— START OF MATERIAL PROVIDED —

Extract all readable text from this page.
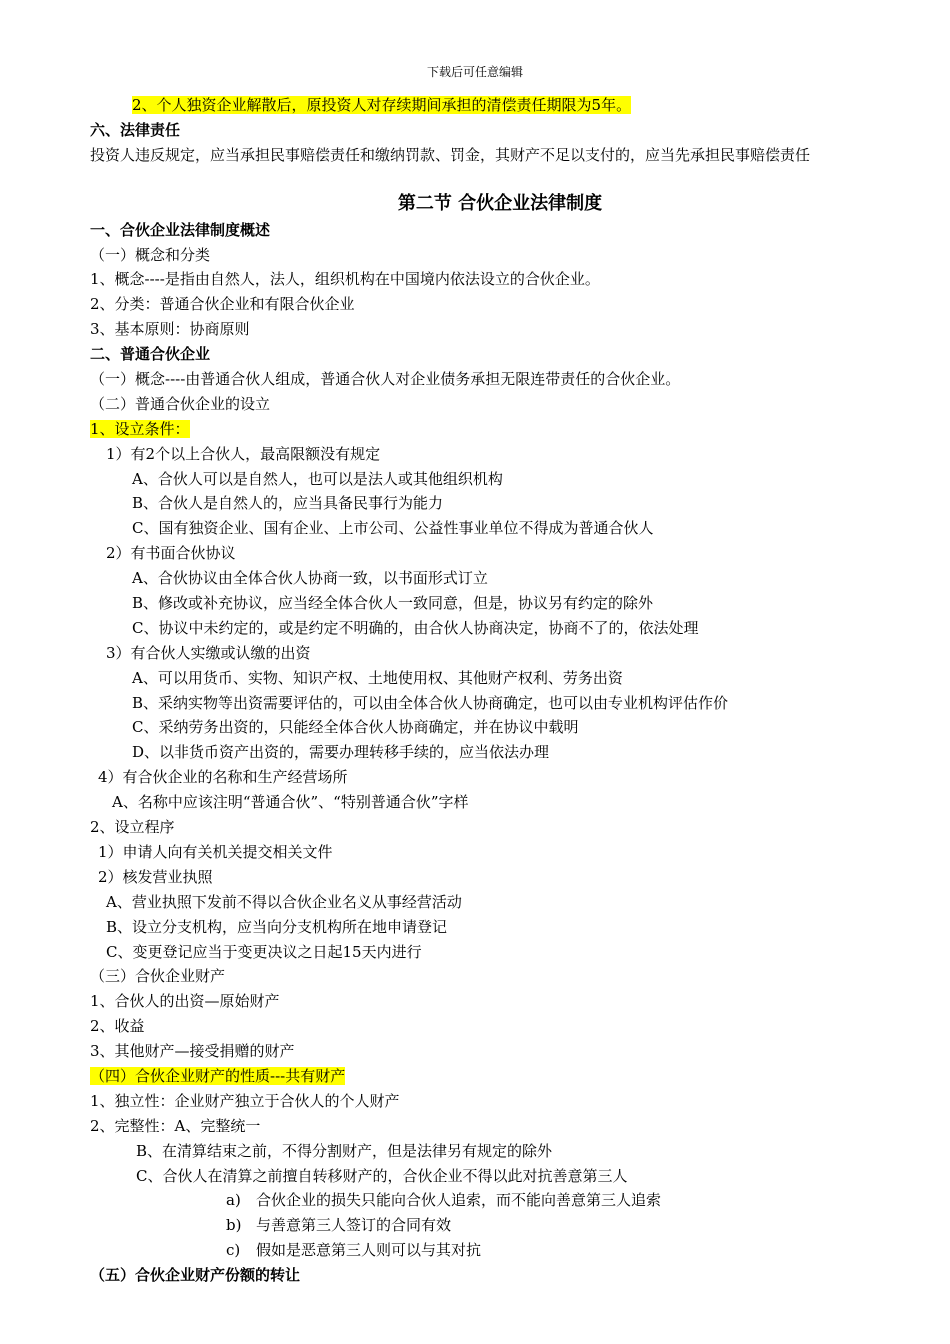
下载后可任意编辑
2、个人独资企业解散后，原投资人对存续期间承担的清偿责任期限为5年。
六、法律责任
投资人违反规定，应当承担民事赔偿责任和缴纳罚款、罚金，其财产不足以支付的，应当先承担民事赔偿责任
第二节 合伙企业法律制度
一、合伙企业法律制度概述
（一）概念和分类
1、概念----是指由自然人，法人，组织机构在中国境内依法设立的合伙企业。
2、分类：普通合伙企业和有限合伙企业
3、基本原则：协商原则
二、普通合伙企业
（一）概念----由普通合伙人组成，普通合伙人对企业债务承担无限连带责任的合伙企业。
（二）普通合伙企业的设立
1、设立条件：
1）有2个以上合伙人，最高限额没有规定
A、合伙人可以是自然人，也可以是法人或其他组织机构
B、合伙人是自然人的，应当具备民事行为能力
C、国有独资企业、国有企业、上市公司、公益性事业单位不得成为普通合伙人
2）有书面合伙协议
A、合伙协议由全体合伙人协商一致，以书面形式订立
B、修改或补充协议，应当经全体合伙人一致同意，但是，协议另有约定的除外
C、协议中未约定的，或是约定不明确的，由合伙人协商决定，协商不了的，依法处理
3）有合伙人实缴或认缴的出资
A、可以用货币、实物、知识产权、土地使用权、其他财产权利、劳务出资
B、采纳实物等出资需要评估的，可以由全体合伙人协商确定，也可以由专业机构评估作价
C、采纳劳务出资的，只能经全体合伙人协商确定，并在协议中载明
D、以非货币资产出资的，需要办理转移手续的，应当依法办理
4）有合伙企业的名称和生产经营场所
A、名称中应该注明“普通合伙”、“特别普通合伙”字样
2、设立程序
1）申请人向有关机关提交相关文件
2）核发营业执照
A、营业执照下发前不得以合伙企业名义从事经营活动
B、设立分支机构，应当向分支机构所在地申请登记
C、变更登记应当于变更决议之日起15天内进行
（三）合伙企业财产
1、合伙人的出资—原始财产
2、收益
3、其他财产—接受捐赠的财产
（四）合伙企业财产的性质---共有财产
1、独立性：企业财产独立于合伙人的个人财产
2、完整性：A、完整统一
B、在清算结束之前，不得分割财产，但是法律另有规定的除外
C、合伙人在清算之前擅自转移财产的，合伙企业不得以此对抗善意第三人
a) 合伙企业的损失只能向合伙人追索，而不能向善意第三人追索
b) 与善意第三人签订的合同有效
c) 假如是恶意第三人则可以与其对抗
（五）合伙企业财产份额的转让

— END OF MATERIAL PROVIDED —

Copy the material above in full and exactly, skipping pictures.

> _TASK RESULT_:
Extract all readable text from this page.
下载后可任意编辑
2、个人独资企业解散后，原投资人对存续期间承担的清偿责任期限为5年。
六、法律责任
投资人违反规定，应当承担民事赔偿责任和缴纳罚款、罚金，其财产不足以支付的，应当先承担民事赔偿责任
第二节 合伙企业法律制度
一、合伙企业法律制度概述
（一）概念和分类
1、概念----是指由自然人，法人，组织机构在中国境内依法设立的合伙企业。
2、分类：普通合伙企业和有限合伙企业
3、基本原则：协商原则
二、普通合伙企业
（一）概念----由普通合伙人组成，普通合伙人对企业债务承担无限连带责任的合伙企业。
（二）普通合伙企业的设立
1、设立条件：
1）有2个以上合伙人，最高限额没有规定
A、合伙人可以是自然人，也可以是法人或其他组织机构
B、合伙人是自然人的，应当具备民事行为能力
C、国有独资企业、国有企业、上市公司、公益性事业单位不得成为普通合伙人
2）有书面合伙协议
A、合伙协议由全体合伙人协商一致，以书面形式订立
B、修改或补充协议，应当经全体合伙人一致同意，但是，协议另有约定的除外
C、协议中未约定的，或是约定不明确的，由合伙人协商决定，协商不了的，依法处理
3）有合伙人实缴或认缴的出资
A、可以用货币、实物、知识产权、土地使用权、其他财产权利、劳务出资
B、采纳实物等出资需要评估的，可以由全体合伙人协商确定，也可以由专业机构评估作价
C、采纳劳务出资的，只能经全体合伙人协商确定，并在协议中载明
D、以非货币资产出资的，需要办理转移手续的，应当依法办理
4）有合伙企业的名称和生产经营场所
A、名称中应该注明“普通合伙”、“特别普通合伙”字样
2、设立程序
1）申请人向有关机关提交相关文件
2）核发营业执照
A、营业执照下发前不得以合伙企业名义从事经营活动
B、设立分支机构，应当向分支机构所在地申请登记
C、变更登记应当于变更决议之日起15天内进行
（三）合伙企业财产
1、合伙人的出资—原始财产
2、收益
3、其他财产—接受捐赠的财产
（四）合伙企业财产的性质---共有财产
1、独立性：企业财产独立于合伙人的个人财产
2、完整性：A、完整统一
B、在清算结束之前，不得分割财产，但是法律另有规定的除外
C、合伙人在清算之前擅自转移财产的，合伙企业不得以此对抗善意第三人
a) 合伙企业的损失只能向合伙人追索，而不能向善意第三人追索
b) 与善意第三人签订的合同有效
c) 假如是恶意第三人则可以与其对抗
（五）合伙企业财产份额的转让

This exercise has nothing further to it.